[BEGIN]

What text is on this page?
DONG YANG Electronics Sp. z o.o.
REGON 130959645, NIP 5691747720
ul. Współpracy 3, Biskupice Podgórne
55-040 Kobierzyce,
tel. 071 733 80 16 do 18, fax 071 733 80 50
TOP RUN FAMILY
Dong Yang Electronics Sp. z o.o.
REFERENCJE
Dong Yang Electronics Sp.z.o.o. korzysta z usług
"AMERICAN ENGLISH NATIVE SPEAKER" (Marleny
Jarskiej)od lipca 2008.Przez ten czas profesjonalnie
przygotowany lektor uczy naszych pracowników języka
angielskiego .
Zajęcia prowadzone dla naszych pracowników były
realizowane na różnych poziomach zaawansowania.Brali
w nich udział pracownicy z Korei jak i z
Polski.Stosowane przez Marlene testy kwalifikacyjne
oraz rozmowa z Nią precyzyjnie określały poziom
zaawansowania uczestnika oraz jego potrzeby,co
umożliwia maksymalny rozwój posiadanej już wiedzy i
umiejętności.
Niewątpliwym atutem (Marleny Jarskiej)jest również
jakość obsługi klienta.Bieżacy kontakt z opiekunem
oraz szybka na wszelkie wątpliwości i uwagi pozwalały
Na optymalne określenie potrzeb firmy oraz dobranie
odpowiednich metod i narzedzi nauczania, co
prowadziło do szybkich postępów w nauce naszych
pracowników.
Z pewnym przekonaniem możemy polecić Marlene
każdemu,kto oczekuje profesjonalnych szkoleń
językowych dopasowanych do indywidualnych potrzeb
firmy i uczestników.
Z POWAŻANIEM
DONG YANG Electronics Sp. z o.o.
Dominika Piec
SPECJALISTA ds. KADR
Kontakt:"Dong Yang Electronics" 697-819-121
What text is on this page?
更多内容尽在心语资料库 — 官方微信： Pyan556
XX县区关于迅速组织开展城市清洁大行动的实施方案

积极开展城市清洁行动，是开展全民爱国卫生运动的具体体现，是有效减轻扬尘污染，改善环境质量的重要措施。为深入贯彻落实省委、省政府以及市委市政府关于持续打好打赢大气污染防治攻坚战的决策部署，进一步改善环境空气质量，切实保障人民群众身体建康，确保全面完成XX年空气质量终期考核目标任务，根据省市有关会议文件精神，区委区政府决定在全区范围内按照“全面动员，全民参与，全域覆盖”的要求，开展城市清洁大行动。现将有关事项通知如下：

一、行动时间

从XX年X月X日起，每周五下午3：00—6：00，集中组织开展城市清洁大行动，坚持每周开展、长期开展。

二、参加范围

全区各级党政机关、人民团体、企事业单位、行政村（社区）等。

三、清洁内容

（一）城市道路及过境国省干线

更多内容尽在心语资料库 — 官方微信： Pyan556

[END]

Copy out every line in the listing where the word "naszych" appears.

* _FINAL ANSWER_
przygotowany lektor uczy naszych pracowników języka
Zajęcia prowadzone dla naszych pracowników były
prowadziło do szybkich postępów w nauce naszych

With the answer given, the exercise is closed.